> _OBJECTIVE_
Output the data exactly, with every line intact.

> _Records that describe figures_
* start *

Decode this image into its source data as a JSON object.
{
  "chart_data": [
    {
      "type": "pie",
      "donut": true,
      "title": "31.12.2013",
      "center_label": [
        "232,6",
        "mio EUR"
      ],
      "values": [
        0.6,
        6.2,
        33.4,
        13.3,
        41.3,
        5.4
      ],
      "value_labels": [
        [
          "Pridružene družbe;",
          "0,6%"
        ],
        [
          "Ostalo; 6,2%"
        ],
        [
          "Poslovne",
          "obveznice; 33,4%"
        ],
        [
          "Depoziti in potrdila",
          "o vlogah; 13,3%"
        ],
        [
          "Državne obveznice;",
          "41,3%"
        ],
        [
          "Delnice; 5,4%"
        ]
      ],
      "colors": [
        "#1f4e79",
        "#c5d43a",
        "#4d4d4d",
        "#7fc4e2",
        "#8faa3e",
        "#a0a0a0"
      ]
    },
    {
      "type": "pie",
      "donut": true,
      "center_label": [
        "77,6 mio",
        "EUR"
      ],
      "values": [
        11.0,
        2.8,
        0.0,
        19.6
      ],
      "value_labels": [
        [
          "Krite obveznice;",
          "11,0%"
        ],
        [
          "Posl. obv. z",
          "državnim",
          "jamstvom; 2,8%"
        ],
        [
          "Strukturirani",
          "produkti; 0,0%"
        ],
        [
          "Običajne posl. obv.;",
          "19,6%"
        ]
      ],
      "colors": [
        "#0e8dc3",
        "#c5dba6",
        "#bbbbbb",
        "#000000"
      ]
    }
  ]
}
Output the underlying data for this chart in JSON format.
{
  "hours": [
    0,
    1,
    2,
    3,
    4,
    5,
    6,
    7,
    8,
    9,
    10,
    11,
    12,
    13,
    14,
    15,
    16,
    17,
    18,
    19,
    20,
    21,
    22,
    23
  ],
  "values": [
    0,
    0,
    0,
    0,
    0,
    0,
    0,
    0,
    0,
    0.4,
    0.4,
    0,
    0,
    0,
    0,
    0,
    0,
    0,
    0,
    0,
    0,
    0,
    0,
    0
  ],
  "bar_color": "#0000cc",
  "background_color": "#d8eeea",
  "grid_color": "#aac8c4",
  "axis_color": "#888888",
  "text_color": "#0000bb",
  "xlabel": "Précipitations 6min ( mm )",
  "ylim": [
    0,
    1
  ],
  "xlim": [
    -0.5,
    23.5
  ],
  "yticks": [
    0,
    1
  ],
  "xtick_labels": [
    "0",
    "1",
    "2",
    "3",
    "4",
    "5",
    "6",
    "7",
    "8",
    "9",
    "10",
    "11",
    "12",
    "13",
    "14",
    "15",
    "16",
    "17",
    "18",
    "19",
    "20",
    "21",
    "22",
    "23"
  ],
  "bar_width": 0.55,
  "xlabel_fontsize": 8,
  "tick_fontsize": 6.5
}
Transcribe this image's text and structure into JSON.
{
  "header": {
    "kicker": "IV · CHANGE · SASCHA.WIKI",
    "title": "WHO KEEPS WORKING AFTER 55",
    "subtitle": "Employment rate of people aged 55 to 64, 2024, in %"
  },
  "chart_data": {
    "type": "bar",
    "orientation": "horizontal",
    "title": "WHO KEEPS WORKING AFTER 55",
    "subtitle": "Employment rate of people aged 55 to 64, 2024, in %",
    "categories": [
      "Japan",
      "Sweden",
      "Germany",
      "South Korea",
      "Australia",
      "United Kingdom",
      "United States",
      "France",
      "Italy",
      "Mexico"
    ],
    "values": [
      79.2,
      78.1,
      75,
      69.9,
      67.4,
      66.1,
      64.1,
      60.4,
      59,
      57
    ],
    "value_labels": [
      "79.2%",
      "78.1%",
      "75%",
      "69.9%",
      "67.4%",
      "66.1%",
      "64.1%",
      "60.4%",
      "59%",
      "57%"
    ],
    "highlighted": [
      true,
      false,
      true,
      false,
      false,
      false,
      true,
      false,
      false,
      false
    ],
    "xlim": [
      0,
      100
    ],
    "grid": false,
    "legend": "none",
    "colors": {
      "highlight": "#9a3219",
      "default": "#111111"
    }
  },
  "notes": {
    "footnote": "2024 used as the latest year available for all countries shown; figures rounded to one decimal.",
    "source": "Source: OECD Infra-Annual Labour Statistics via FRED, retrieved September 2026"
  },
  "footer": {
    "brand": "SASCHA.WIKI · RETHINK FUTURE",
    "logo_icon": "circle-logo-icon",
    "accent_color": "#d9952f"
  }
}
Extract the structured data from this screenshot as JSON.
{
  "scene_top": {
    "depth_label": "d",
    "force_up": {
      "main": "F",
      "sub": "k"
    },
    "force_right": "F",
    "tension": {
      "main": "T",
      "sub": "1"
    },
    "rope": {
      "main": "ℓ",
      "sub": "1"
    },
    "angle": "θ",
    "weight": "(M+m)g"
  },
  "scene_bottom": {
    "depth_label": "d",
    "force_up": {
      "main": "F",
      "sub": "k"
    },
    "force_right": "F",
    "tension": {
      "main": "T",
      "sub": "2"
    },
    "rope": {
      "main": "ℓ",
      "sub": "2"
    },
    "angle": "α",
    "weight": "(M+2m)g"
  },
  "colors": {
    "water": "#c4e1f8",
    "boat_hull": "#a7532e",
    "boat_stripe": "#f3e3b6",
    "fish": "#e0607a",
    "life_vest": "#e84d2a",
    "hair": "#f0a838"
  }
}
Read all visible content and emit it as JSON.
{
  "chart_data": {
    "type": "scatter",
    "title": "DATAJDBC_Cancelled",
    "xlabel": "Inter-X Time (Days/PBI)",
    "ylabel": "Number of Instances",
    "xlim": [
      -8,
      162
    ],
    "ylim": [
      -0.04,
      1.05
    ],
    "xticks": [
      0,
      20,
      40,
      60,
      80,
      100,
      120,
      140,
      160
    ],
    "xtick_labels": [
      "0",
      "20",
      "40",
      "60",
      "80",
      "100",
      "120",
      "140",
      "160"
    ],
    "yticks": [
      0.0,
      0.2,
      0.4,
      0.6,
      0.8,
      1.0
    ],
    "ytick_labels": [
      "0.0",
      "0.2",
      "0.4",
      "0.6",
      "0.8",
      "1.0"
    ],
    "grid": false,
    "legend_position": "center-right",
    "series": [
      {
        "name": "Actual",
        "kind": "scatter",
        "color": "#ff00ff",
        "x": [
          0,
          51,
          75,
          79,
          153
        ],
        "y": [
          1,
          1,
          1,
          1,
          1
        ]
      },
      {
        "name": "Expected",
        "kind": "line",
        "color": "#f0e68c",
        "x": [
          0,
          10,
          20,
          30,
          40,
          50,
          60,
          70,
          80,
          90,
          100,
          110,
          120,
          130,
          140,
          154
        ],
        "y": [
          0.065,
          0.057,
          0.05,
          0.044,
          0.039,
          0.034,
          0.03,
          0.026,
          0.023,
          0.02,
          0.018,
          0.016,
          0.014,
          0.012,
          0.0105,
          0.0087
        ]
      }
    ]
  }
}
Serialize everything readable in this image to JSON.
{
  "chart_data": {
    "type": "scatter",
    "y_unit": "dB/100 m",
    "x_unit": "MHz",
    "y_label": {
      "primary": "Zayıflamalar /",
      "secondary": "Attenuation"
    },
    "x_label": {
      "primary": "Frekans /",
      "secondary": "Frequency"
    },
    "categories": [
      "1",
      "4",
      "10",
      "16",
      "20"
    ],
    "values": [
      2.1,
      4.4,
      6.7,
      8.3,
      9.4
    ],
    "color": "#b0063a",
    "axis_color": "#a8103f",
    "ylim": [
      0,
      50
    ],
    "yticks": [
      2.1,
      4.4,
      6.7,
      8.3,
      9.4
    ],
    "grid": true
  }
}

* end *

> _ANSWER TO THIS TASK_
Decode this image into its source data as a JSON object.
{
  "chart_data": [
    {
      "type": "pie",
      "donut": true,
      "title": "31.12.2013",
      "center_label": [
        "232,6",
        "mio EUR"
      ],
      "values": [
        0.6,
        6.2,
        33.4,
        13.3,
        41.3,
        5.4
      ],
      "value_labels": [
        [
          "Pridružene družbe;",
          "0,6%"
        ],
        [
          "Ostalo; 6,2%"
        ],
        [
          "Poslovne",
          "obveznice; 33,4%"
        ],
        [
          "Depoziti in potrdila",
          "o vlogah; 13,3%"
        ],
        [
          "Državne obveznice;",
          "41,3%"
        ],
        [
          "Delnice; 5,4%"
        ]
      ],
      "colors": [
        "#1f4e79",
        "#c5d43a",
        "#4d4d4d",
        "#7fc4e2",
        "#8faa3e",
        "#a0a0a0"
      ]
    },
    {
      "type": "pie",
      "donut": true,
      "center_label": [
        "77,6 mio",
        "EUR"
      ],
      "values": [
        11.0,
        2.8,
        0.0,
        19.6
      ],
      "value_labels": [
        [
          "Krite obveznice;",
          "11,0%"
        ],
        [
          "Posl. obv. z",
          "državnim",
          "jamstvom; 2,8%"
        ],
        [
          "Strukturirani",
          "produkti; 0,0%"
        ],
        [
          "Običajne posl. obv.;",
          "19,6%"
        ]
      ],
      "colors": [
        "#0e8dc3",
        "#c5dba6",
        "#bbbbbb",
        "#000000"
      ]
    }
  ]
}
Output the underlying data for this chart in JSON format.
{
  "hours": [
    0,
    1,
    2,
    3,
    4,
    5,
    6,
    7,
    8,
    9,
    10,
    11,
    12,
    13,
    14,
    15,
    16,
    17,
    18,
    19,
    20,
    21,
    22,
    23
  ],
  "values": [
    0,
    0,
    0,
    0,
    0,
    0,
    0,
    0,
    0,
    0.4,
    0.4,
    0,
    0,
    0,
    0,
    0,
    0,
    0,
    0,
    0,
    0,
    0,
    0,
    0
  ],
  "bar_color": "#0000cc",
  "background_color": "#d8eeea",
  "grid_color": "#aac8c4",
  "axis_color": "#888888",
  "text_color": "#0000bb",
  "xlabel": "Précipitations 6min ( mm )",
  "ylim": [
    0,
    1
  ],
  "xlim": [
    -0.5,
    23.5
  ],
  "yticks": [
    0,
    1
  ],
  "xtick_labels": [
    "0",
    "1",
    "2",
    "3",
    "4",
    "5",
    "6",
    "7",
    "8",
    "9",
    "10",
    "11",
    "12",
    "13",
    "14",
    "15",
    "16",
    "17",
    "18",
    "19",
    "20",
    "21",
    "22",
    "23"
  ],
  "bar_width": 0.55,
  "xlabel_fontsize": 8,
  "tick_fontsize": 6.5
}
Transcribe this image's text and structure into JSON.
{
  "header": {
    "kicker": "IV · CHANGE · SASCHA.WIKI",
    "title": "WHO KEEPS WORKING AFTER 55",
    "subtitle": "Employment rate of people aged 55 to 64, 2024, in %"
  },
  "chart_data": {
    "type": "bar",
    "orientation": "horizontal",
    "title": "WHO KEEPS WORKING AFTER 55",
    "subtitle": "Employment rate of people aged 55 to 64, 2024, in %",
    "categories": [
      "Japan",
      "Sweden",
      "Germany",
      "South Korea",
      "Australia",
      "United Kingdom",
      "United States",
      "France",
      "Italy",
      "Mexico"
    ],
    "values": [
      79.2,
      78.1,
      75,
      69.9,
      67.4,
      66.1,
      64.1,
      60.4,
      59,
      57
    ],
    "value_labels": [
      "79.2%",
      "78.1%",
      "75%",
      "69.9%",
      "67.4%",
      "66.1%",
      "64.1%",
      "60.4%",
      "59%",
      "57%"
    ],
    "highlighted": [
      true,
      false,
      true,
      false,
      false,
      false,
      true,
      false,
      false,
      false
    ],
    "xlim": [
      0,
      100
    ],
    "grid": false,
    "legend": "none",
    "colors": {
      "highlight": "#9a3219",
      "default": "#111111"
    }
  },
  "notes": {
    "footnote": "2024 used as the latest year available for all countries shown; figures rounded to one decimal.",
    "source": "Source: OECD Infra-Annual Labour Statistics via FRED, retrieved September 2026"
  },
  "footer": {
    "brand": "SASCHA.WIKI · RETHINK FUTURE",
    "logo_icon": "circle-logo-icon",
    "accent_color": "#d9952f"
  }
}
Extract the structured data from this screenshot as JSON.
{
  "scene_top": {
    "depth_label": "d",
    "force_up": {
      "main": "F",
      "sub": "k"
    },
    "force_right": "F",
    "tension": {
      "main": "T",
      "sub": "1"
    },
    "rope": {
      "main": "ℓ",
      "sub": "1"
    },
    "angle": "θ",
    "weight": "(M+m)g"
  },
  "scene_bottom": {
    "depth_label": "d",
    "force_up": {
      "main": "F",
      "sub": "k"
    },
    "force_right": "F",
    "tension": {
      "main": "T",
      "sub": "2"
    },
    "rope": {
      "main": "ℓ",
      "sub": "2"
    },
    "angle": "α",
    "weight": "(M+2m)g"
  },
  "colors": {
    "water": "#c4e1f8",
    "boat_hull": "#a7532e",
    "boat_stripe": "#f3e3b6",
    "fish": "#e0607a",
    "life_vest": "#e84d2a",
    "hair": "#f0a838"
  }
}
Read all visible content and emit it as JSON.
{
  "chart_data": {
    "type": "scatter",
    "title": "DATAJDBC_Cancelled",
    "xlabel": "Inter-X Time (Days/PBI)",
    "ylabel": "Number of Instances",
    "xlim": [
      -8,
      162
    ],
    "ylim": [
      -0.04,
      1.05
    ],
    "xticks": [
      0,
      20,
      40,
      60,
      80,
      100,
      120,
      140,
      160
    ],
    "xtick_labels": [
      "0",
      "20",
      "40",
      "60",
      "80",
      "100",
      "120",
      "140",
      "160"
    ],
    "yticks": [
      0.0,
      0.2,
      0.4,
      0.6,
      0.8,
      1.0
    ],
    "ytick_labels": [
      "0.0",
      "0.2",
      "0.4",
      "0.6",
      "0.8",
      "1.0"
    ],
    "grid": false,
    "legend_position": "center-right",
    "series": [
      {
        "name": "Actual",
        "kind": "scatter",
        "color": "#ff00ff",
        "x": [
          0,
          51,
          75,
          79,
          153
        ],
        "y": [
          1,
          1,
          1,
          1,
          1
        ]
      },
      {
        "name": "Expected",
        "kind": "line",
        "color": "#f0e68c",
        "x": [
          0,
          10,
          20,
          30,
          40,
          50,
          60,
          70,
          80,
          90,
          100,
          110,
          120,
          130,
          140,
          154
        ],
        "y": [
          0.065,
          0.057,
          0.05,
          0.044,
          0.039,
          0.034,
          0.03,
          0.026,
          0.023,
          0.02,
          0.018,
          0.016,
          0.014,
          0.012,
          0.0105,
          0.0087
        ]
      }
    ]
  }
}
Serialize everything readable in this image to JSON.
{
  "chart_data": {
    "type": "scatter",
    "y_unit": "dB/100 m",
    "x_unit": "MHz",
    "y_label": {
      "primary": "Zayıflamalar /",
      "secondary": "Attenuation"
    },
    "x_label": {
      "primary": "Frekans /",
      "secondary": "Frequency"
    },
    "categories": [
      "1",
      "4",
      "10",
      "16",
      "20"
    ],
    "values": [
      2.1,
      4.4,
      6.7,
      8.3,
      9.4
    ],
    "color": "#b0063a",
    "axis_color": "#a8103f",
    "ylim": [
      0,
      50
    ],
    "yticks": [
      2.1,
      4.4,
      6.7,
      8.3,
      9.4
    ],
    "grid": true
  }
}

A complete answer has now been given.